(Excerpts from a figure dataset)

..........

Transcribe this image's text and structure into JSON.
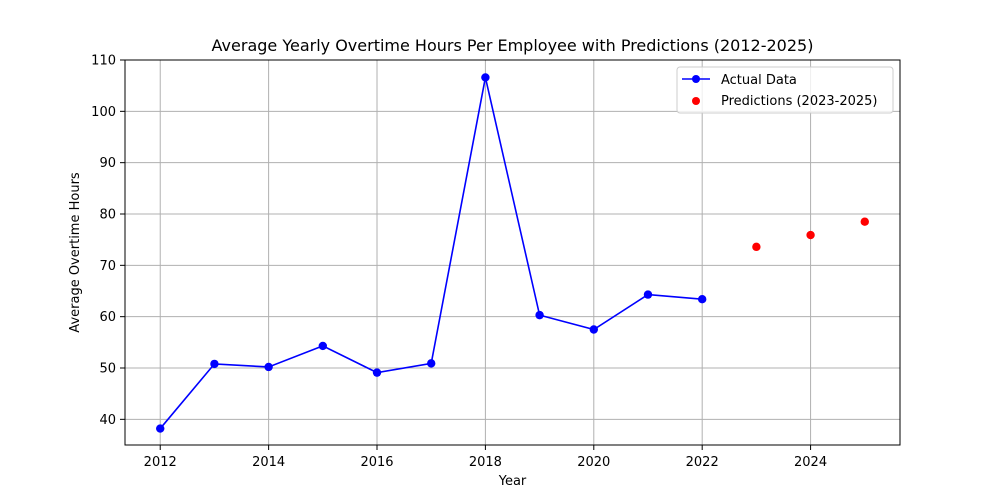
{
  "chart_data": {
    "type": "line",
    "title": "Average Yearly Overtime Hours Per Employee with Predictions (2012-2025)",
    "xlabel": "Year",
    "ylabel": "Average Overtime Hours",
    "xlim": [
      2011.35,
      2025.65
    ],
    "ylim": [
      35,
      110
    ],
    "xticks": [
      2012,
      2014,
      2016,
      2018,
      2020,
      2022,
      2024
    ],
    "yticks": [
      40,
      50,
      60,
      70,
      80,
      90,
      100,
      110
    ],
    "grid": true,
    "legend_position": "top-right",
    "series": [
      {
        "name": "Actual Data",
        "style": "line-with-markers",
        "color": "#0000ff",
        "x": [
          2012,
          2013,
          2014,
          2015,
          2016,
          2017,
          2018,
          2019,
          2020,
          2021,
          2022
        ],
        "values": [
          38.2,
          50.8,
          50.2,
          54.3,
          49.1,
          50.9,
          106.6,
          60.3,
          57.5,
          64.3,
          63.4
        ]
      },
      {
        "name": "Predictions (2023-2025)",
        "style": "scatter",
        "color": "#ff0000",
        "x": [
          2023,
          2024,
          2025
        ],
        "values": [
          73.6,
          75.9,
          78.5
        ]
      }
    ]
  }
}
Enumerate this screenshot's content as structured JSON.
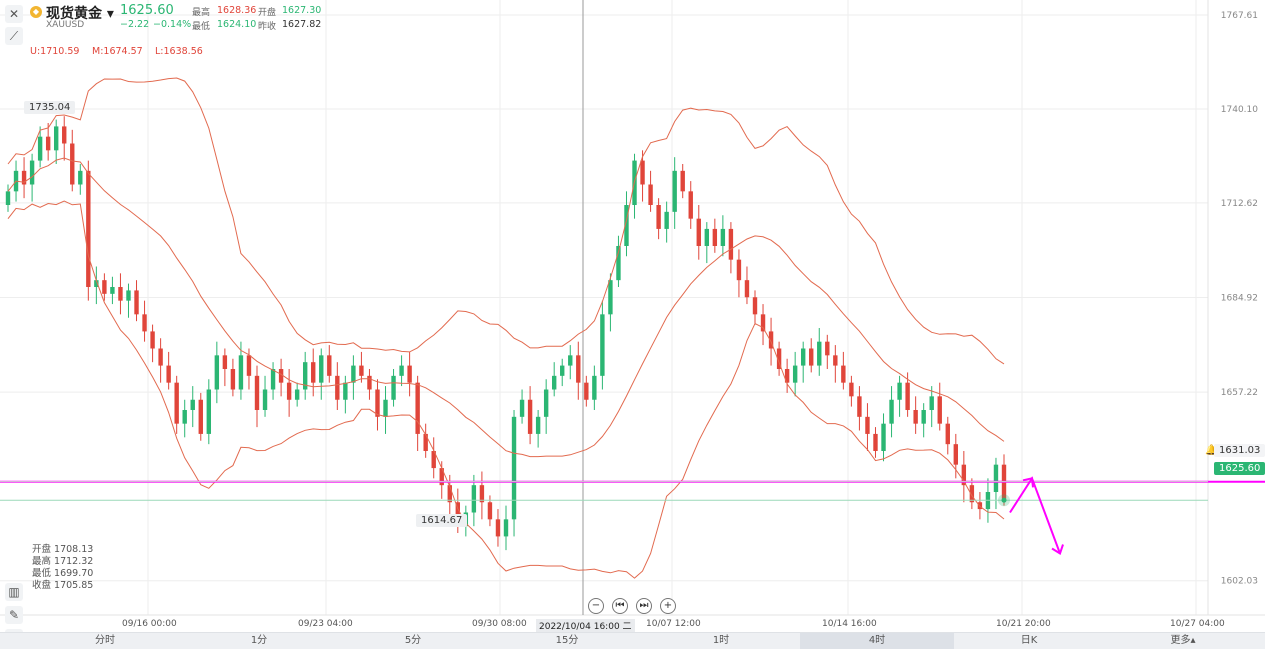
{
  "header": {
    "instrument_name": "现货黄金",
    "dropdown_caret": "▾",
    "symbol": "XAUUSD",
    "last_price": "1625.60",
    "change": "−2.22",
    "change_pct": "−0.14%",
    "high_label": "最高",
    "high_value": "1628.36",
    "open_label": "开盘",
    "open_value": "1627.30",
    "low_label": "最低",
    "low_value": "1624.10",
    "prev_close_label": "昨收",
    "prev_close_value": "1627.82",
    "logo_icon": "gold-coin-icon"
  },
  "indicator": {
    "upper": "U:1710.59",
    "middle": "M:1674.57",
    "lower": "L:1638.56"
  },
  "ohlc_box": {
    "open": "开盘 1708.13",
    "high": "最高 1712.32",
    "low": "最低 1699.70",
    "close": "收盘 1705.85"
  },
  "price_tags": {
    "alert_price": "1631.03",
    "current_price": "1625.60",
    "peak_label": "1735.04",
    "trough_label": "1614.67"
  },
  "crosshair_label": "2022/10/04 16:00 二",
  "timeframes": [
    "分时",
    "1分",
    "5分",
    "15分",
    "1时",
    "4时",
    "日K",
    "更多▴"
  ],
  "active_timeframe": "4时",
  "colors": {
    "up": "#2bb673",
    "down": "#e0453a",
    "band": "#e26a4f",
    "horizontal_line": "#ff00ff",
    "arrow": "#ff00ff",
    "grid": "#eeeeee"
  },
  "chart_data": {
    "type": "candlestick",
    "title": "现货黄金 XAUUSD 4时",
    "ylim": [
      1592,
      1772
    ],
    "y_ticks": [
      "1767.61",
      "1740.10",
      "1712.62",
      "1684.92",
      "1657.22",
      "1602.03"
    ],
    "x_ticks": [
      "09/16 00:00",
      "09/23 04:00",
      "09/30 08:00",
      "10/07 12:00",
      "10/14 16:00",
      "10/21 20:00",
      "10/27 04:00"
    ],
    "horizontal_line": 1631.0,
    "bollinger": {
      "upper_label": "U:1710.59",
      "middle_label": "M:1674.57",
      "lower_label": "L:1638.56"
    },
    "candles_open_close": [
      [
        1712,
        1716
      ],
      [
        1716,
        1722
      ],
      [
        1722,
        1718
      ],
      [
        1718,
        1725
      ],
      [
        1725,
        1732
      ],
      [
        1732,
        1728
      ],
      [
        1728,
        1735
      ],
      [
        1735,
        1730
      ],
      [
        1730,
        1718
      ],
      [
        1718,
        1722
      ],
      [
        1722,
        1688
      ],
      [
        1688,
        1690
      ],
      [
        1690,
        1686
      ],
      [
        1686,
        1688
      ],
      [
        1688,
        1684
      ],
      [
        1684,
        1687
      ],
      [
        1687,
        1680
      ],
      [
        1680,
        1675
      ],
      [
        1675,
        1670
      ],
      [
        1670,
        1665
      ],
      [
        1665,
        1660
      ],
      [
        1660,
        1648
      ],
      [
        1648,
        1652
      ],
      [
        1652,
        1655
      ],
      [
        1655,
        1645
      ],
      [
        1645,
        1658
      ],
      [
        1658,
        1668
      ],
      [
        1668,
        1664
      ],
      [
        1664,
        1658
      ],
      [
        1658,
        1668
      ],
      [
        1668,
        1662
      ],
      [
        1662,
        1652
      ],
      [
        1652,
        1658
      ],
      [
        1658,
        1664
      ],
      [
        1664,
        1660
      ],
      [
        1660,
        1655
      ],
      [
        1655,
        1658
      ],
      [
        1658,
        1666
      ],
      [
        1666,
        1660
      ],
      [
        1660,
        1668
      ],
      [
        1668,
        1662
      ],
      [
        1662,
        1655
      ],
      [
        1655,
        1660
      ],
      [
        1660,
        1665
      ],
      [
        1665,
        1662
      ],
      [
        1662,
        1658
      ],
      [
        1658,
        1650
      ],
      [
        1650,
        1655
      ],
      [
        1655,
        1662
      ],
      [
        1662,
        1665
      ],
      [
        1665,
        1660
      ],
      [
        1660,
        1645
      ],
      [
        1645,
        1640
      ],
      [
        1640,
        1635
      ],
      [
        1635,
        1630
      ],
      [
        1630,
        1625
      ],
      [
        1625,
        1618
      ],
      [
        1618,
        1622
      ],
      [
        1622,
        1630
      ],
      [
        1630,
        1625
      ],
      [
        1625,
        1620
      ],
      [
        1620,
        1615
      ],
      [
        1615,
        1620
      ],
      [
        1620,
        1650
      ],
      [
        1650,
        1655
      ],
      [
        1655,
        1645
      ],
      [
        1645,
        1650
      ],
      [
        1650,
        1658
      ],
      [
        1658,
        1662
      ],
      [
        1662,
        1665
      ],
      [
        1665,
        1668
      ],
      [
        1668,
        1660
      ],
      [
        1660,
        1655
      ],
      [
        1655,
        1662
      ],
      [
        1662,
        1680
      ],
      [
        1680,
        1690
      ],
      [
        1690,
        1700
      ],
      [
        1700,
        1712
      ],
      [
        1712,
        1725
      ],
      [
        1725,
        1718
      ],
      [
        1718,
        1712
      ],
      [
        1712,
        1705
      ],
      [
        1705,
        1710
      ],
      [
        1710,
        1722
      ],
      [
        1722,
        1716
      ],
      [
        1716,
        1708
      ],
      [
        1708,
        1700
      ],
      [
        1700,
        1705
      ],
      [
        1705,
        1700
      ],
      [
        1700,
        1705
      ],
      [
        1705,
        1696
      ],
      [
        1696,
        1690
      ],
      [
        1690,
        1685
      ],
      [
        1685,
        1680
      ],
      [
        1680,
        1675
      ],
      [
        1675,
        1670
      ],
      [
        1670,
        1664
      ],
      [
        1664,
        1660
      ],
      [
        1660,
        1665
      ],
      [
        1665,
        1670
      ],
      [
        1670,
        1665
      ],
      [
        1665,
        1672
      ],
      [
        1672,
        1668
      ],
      [
        1668,
        1665
      ],
      [
        1665,
        1660
      ],
      [
        1660,
        1656
      ],
      [
        1656,
        1650
      ],
      [
        1650,
        1645
      ],
      [
        1645,
        1640
      ],
      [
        1640,
        1648
      ],
      [
        1648,
        1655
      ],
      [
        1655,
        1660
      ],
      [
        1660,
        1652
      ],
      [
        1652,
        1648
      ],
      [
        1648,
        1652
      ],
      [
        1652,
        1656
      ],
      [
        1656,
        1648
      ],
      [
        1648,
        1642
      ],
      [
        1642,
        1636
      ],
      [
        1636,
        1630
      ],
      [
        1630,
        1625
      ],
      [
        1625,
        1623
      ],
      [
        1623,
        1628
      ],
      [
        1628,
        1636
      ],
      [
        1636,
        1626
      ]
    ]
  }
}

..........

Short problem:
Look through the listing and extract every line with "JSON" in it.

Answer to this task:
Transcribe this image's text and structure into JSON.
Enumerate this screenshot's content as structured JSON.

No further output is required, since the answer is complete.